BEGIN RECORD EXCERPTS

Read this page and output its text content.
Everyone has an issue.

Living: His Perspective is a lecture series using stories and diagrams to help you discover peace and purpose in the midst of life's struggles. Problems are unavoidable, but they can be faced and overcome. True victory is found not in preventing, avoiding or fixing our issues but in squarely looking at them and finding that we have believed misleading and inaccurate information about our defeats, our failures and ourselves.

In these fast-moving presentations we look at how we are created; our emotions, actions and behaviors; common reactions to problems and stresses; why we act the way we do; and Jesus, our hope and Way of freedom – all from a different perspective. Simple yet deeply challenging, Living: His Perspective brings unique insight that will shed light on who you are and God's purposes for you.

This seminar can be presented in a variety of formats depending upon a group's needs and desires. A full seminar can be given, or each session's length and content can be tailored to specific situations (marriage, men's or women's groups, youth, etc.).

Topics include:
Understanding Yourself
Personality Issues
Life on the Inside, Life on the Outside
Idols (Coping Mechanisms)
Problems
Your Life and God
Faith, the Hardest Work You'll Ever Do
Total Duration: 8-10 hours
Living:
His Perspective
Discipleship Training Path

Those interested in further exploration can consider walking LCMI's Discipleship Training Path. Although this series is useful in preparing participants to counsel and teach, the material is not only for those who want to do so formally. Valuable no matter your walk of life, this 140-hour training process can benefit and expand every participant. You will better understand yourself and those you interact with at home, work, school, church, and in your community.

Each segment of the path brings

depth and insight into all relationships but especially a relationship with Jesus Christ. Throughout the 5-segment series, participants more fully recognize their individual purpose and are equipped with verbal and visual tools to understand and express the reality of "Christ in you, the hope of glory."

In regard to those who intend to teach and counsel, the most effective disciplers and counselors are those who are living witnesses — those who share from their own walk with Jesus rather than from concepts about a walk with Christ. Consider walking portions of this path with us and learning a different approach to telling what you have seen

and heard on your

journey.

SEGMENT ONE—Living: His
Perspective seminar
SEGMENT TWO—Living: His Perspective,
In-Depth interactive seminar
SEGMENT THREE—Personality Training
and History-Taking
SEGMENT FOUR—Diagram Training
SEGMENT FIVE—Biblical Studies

END RECORD EXCERPTS

WORK TO DO: Which lines contain the word "content"? Copy each of them.

SOLVED PROBLEM:
Read this page and output its text content.
This seminar can be presented in a variety of formats depending upon a group's needs and desires. A full seminar can be given, or each session's length and content can be tailored to specific situations (marriage, men's or women's groups, youth, etc.).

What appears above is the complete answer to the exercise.